**Requirements:**
Keep only those lines of the records that include the string "name".

**Source records:**

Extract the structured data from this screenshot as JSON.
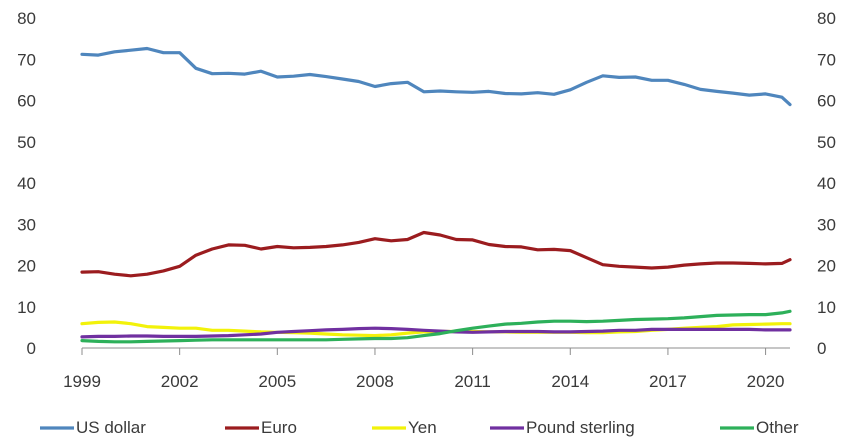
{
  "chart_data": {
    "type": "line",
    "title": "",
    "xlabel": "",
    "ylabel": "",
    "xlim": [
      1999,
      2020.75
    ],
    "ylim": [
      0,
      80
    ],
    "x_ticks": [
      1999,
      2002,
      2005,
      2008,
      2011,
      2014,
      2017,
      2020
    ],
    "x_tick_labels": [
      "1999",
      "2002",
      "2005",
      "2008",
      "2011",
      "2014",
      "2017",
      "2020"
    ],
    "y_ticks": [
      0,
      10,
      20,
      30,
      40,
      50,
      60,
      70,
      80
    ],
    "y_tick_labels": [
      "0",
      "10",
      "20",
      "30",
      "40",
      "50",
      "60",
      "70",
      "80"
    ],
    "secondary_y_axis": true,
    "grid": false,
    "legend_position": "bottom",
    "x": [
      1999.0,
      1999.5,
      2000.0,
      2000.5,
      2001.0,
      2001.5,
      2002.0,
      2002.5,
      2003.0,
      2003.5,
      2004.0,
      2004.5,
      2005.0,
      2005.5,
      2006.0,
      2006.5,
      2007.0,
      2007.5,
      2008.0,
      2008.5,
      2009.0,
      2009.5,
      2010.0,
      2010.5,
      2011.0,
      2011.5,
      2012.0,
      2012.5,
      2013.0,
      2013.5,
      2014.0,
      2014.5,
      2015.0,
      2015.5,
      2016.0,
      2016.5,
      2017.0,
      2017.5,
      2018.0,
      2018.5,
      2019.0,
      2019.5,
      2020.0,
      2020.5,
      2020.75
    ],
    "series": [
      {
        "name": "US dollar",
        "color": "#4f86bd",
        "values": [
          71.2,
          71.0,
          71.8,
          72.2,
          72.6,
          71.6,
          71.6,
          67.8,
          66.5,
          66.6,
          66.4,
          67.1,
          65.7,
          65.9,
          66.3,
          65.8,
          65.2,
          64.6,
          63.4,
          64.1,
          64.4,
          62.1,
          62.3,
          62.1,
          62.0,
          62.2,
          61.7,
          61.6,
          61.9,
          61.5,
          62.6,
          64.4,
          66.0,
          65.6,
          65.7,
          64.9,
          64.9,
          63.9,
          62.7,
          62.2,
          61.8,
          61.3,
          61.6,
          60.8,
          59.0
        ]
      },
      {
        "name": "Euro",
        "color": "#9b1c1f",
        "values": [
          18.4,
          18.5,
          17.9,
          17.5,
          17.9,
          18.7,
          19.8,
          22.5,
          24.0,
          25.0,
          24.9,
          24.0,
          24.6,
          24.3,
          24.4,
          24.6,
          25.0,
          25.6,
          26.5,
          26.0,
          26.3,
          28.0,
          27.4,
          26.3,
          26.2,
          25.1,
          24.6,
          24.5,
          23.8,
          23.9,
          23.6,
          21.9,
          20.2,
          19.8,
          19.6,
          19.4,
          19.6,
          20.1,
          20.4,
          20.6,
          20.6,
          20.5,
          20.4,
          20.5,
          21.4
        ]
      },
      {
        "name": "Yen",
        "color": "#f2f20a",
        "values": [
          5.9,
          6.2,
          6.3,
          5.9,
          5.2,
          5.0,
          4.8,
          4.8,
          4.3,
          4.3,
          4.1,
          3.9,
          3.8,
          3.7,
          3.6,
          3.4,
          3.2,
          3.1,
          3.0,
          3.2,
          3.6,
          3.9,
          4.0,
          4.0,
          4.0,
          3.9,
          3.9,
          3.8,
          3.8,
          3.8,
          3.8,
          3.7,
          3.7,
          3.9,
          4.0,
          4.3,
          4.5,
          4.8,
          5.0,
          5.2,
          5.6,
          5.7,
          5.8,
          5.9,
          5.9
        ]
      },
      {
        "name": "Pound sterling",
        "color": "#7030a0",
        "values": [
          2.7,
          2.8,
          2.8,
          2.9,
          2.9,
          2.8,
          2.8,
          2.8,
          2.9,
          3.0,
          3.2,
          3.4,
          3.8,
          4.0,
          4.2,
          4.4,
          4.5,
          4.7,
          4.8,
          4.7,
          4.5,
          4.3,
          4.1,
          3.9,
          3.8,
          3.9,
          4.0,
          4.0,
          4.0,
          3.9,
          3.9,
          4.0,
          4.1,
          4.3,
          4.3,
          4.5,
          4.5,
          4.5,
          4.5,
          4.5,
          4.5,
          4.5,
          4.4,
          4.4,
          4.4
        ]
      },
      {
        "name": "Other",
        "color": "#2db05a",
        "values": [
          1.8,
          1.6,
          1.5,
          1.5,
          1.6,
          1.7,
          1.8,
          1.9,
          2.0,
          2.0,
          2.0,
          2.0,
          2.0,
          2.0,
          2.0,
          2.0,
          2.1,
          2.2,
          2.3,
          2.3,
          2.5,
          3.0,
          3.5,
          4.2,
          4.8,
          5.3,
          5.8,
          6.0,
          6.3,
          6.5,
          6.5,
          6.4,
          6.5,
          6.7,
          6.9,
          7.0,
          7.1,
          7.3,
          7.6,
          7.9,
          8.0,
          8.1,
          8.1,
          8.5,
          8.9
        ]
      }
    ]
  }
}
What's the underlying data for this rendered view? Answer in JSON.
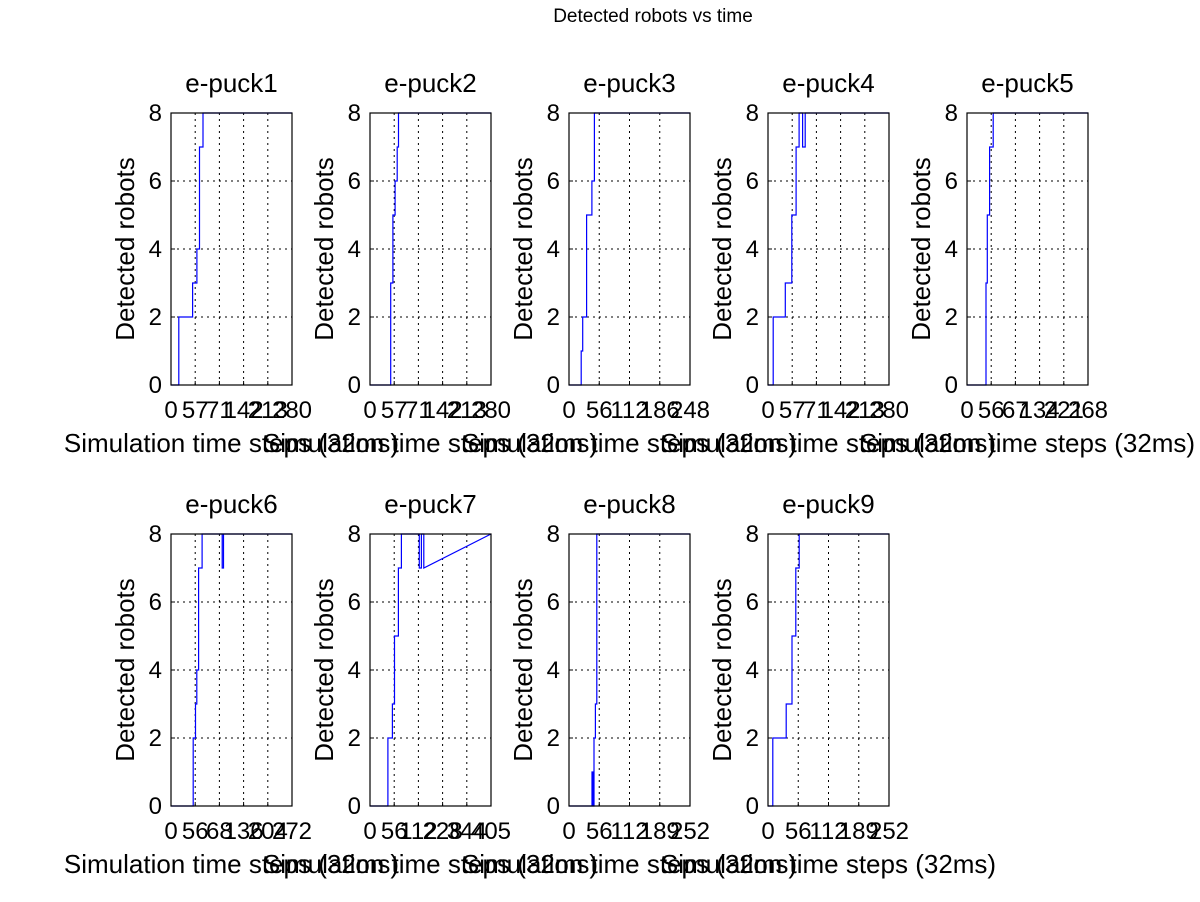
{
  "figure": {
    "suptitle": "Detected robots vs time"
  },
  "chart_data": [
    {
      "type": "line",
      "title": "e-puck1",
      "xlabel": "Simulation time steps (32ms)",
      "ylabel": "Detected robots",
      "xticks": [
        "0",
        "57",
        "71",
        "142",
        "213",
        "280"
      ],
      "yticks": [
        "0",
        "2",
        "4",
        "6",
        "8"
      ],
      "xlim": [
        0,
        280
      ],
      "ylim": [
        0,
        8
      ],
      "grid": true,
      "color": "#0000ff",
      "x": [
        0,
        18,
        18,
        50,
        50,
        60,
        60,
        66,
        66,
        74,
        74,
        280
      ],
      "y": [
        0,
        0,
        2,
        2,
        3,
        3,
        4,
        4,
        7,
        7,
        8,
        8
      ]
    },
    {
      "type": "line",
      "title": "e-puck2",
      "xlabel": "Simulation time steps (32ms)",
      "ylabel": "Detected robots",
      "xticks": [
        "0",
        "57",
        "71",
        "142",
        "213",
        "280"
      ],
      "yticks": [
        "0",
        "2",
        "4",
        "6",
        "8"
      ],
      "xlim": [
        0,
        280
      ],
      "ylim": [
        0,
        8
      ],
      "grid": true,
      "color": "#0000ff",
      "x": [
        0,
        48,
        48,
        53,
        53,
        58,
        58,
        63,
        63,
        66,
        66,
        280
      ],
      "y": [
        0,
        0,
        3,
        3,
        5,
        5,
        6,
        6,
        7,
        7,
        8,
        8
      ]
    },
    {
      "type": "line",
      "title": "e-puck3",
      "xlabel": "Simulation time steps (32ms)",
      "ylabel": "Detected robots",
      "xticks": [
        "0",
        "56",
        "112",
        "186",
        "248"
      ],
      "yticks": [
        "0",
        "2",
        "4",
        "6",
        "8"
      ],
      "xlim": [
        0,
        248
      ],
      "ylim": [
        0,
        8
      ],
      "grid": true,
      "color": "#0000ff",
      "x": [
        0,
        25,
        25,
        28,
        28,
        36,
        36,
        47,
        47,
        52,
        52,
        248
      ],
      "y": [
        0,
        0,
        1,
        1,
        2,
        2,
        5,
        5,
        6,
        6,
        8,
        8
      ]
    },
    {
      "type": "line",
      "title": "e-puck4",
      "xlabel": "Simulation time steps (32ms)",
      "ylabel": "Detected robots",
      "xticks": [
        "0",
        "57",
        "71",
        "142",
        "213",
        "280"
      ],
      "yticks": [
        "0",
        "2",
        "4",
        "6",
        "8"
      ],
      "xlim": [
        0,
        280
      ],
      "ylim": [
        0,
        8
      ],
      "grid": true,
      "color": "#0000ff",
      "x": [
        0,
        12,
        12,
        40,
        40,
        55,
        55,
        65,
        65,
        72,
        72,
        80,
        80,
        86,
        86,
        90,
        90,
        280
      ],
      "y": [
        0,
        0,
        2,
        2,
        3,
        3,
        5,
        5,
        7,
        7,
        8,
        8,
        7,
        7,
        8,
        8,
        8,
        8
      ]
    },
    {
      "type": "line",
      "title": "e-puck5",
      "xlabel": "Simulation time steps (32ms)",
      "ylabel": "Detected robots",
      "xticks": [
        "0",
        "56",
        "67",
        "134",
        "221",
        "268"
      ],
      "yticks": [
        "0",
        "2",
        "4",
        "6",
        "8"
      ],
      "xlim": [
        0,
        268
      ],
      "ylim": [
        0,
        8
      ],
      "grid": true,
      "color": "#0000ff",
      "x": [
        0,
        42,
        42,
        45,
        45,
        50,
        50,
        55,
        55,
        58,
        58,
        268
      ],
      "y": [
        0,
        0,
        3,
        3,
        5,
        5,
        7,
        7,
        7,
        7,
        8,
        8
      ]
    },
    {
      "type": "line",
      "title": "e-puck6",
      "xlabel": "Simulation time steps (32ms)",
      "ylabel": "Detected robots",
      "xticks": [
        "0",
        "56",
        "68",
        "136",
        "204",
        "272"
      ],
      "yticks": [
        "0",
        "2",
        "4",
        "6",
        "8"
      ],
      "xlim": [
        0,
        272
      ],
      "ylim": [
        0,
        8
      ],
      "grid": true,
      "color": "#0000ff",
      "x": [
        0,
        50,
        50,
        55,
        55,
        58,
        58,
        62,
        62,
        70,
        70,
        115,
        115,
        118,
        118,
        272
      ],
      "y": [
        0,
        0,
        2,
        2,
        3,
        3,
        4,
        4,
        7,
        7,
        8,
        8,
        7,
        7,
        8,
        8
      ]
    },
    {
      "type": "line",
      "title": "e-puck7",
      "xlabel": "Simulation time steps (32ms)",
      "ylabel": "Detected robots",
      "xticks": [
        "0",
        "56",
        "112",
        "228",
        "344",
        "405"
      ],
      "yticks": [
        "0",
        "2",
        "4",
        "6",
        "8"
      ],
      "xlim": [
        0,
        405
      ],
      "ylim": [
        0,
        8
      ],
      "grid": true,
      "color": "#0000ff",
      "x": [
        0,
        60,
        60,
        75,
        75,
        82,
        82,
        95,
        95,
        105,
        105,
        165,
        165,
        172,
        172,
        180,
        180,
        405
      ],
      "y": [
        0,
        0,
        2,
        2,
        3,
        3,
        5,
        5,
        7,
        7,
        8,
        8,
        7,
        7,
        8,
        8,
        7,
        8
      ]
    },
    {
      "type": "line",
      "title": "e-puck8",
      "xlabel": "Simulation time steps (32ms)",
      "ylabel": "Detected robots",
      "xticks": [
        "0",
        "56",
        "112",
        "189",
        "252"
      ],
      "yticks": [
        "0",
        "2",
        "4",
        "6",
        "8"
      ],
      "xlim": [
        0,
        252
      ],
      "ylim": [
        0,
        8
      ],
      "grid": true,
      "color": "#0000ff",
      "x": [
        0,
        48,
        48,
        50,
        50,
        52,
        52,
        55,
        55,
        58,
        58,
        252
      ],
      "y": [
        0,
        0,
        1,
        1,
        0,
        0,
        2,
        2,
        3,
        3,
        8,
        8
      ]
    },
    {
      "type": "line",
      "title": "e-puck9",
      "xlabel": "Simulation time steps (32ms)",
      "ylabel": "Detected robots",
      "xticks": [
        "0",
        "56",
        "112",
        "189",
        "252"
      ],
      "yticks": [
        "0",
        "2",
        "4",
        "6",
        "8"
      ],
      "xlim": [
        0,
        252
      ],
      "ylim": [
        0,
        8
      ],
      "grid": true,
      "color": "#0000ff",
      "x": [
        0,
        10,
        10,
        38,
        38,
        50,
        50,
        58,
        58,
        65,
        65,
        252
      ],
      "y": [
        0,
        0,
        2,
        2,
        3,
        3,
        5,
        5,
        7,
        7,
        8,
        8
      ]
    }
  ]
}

**Result for this task:**
        "name": "US dollar",
        "name": "Euro",
        "name": "Yen",
        "name": "Pound sterling",
        "name": "Other",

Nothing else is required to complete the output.